### WHAT IS EXPECTED
Reproduce every entry that follows word for word, but omit the images.

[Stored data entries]

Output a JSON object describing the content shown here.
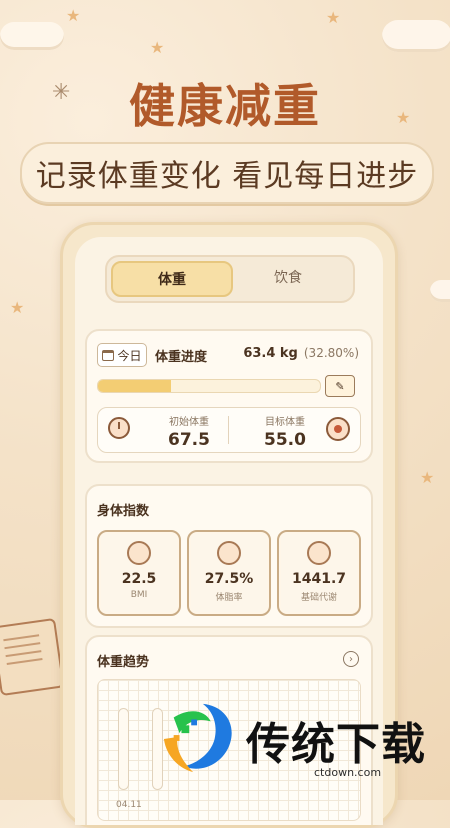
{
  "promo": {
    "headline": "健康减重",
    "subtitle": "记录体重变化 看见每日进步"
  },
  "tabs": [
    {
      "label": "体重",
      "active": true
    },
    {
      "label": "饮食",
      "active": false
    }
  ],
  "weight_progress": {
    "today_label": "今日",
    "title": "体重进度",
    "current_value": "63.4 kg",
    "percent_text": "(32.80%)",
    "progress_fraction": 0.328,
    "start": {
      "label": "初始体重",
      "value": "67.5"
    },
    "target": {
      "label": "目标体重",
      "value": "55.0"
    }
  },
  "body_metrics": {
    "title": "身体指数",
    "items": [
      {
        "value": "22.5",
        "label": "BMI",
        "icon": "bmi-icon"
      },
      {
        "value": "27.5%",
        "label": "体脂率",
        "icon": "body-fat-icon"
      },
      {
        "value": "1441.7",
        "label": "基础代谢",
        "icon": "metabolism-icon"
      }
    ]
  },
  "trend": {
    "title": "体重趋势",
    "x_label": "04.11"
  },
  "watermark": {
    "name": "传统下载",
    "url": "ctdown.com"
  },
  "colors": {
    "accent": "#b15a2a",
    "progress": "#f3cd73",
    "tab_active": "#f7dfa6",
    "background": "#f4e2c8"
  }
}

### RESULT FOR THIS EXERCISE
Output a JSON object describing the content shown here.
{
  "promo": {
    "headline": "健康减重",
    "subtitle": "记录体重变化 看见每日进步"
  },
  "tabs": [
    {
      "label": "体重",
      "active": true
    },
    {
      "label": "饮食",
      "active": false
    }
  ],
  "weight_progress": {
    "today_label": "今日",
    "title": "体重进度",
    "current_value": "63.4 kg",
    "percent_text": "(32.80%)",
    "progress_fraction": 0.328,
    "start": {
      "label": "初始体重",
      "value": "67.5"
    },
    "target": {
      "label": "目标体重",
      "value": "55.0"
    }
  },
  "body_metrics": {
    "title": "身体指数",
    "items": [
      {
        "value": "22.5",
        "label": "BMI",
        "icon": "bmi-icon"
      },
      {
        "value": "27.5%",
        "label": "体脂率",
        "icon": "body-fat-icon"
      },
      {
        "value": "1441.7",
        "label": "基础代谢",
        "icon": "metabolism-icon"
      }
    ]
  },
  "trend": {
    "title": "体重趋势",
    "x_label": "04.11"
  },
  "watermark": {
    "name": "传统下载",
    "url": "ctdown.com"
  },
  "colors": {
    "accent": "#b15a2a",
    "progress": "#f3cd73",
    "tab_active": "#f7dfa6",
    "background": "#f4e2c8"
  }
}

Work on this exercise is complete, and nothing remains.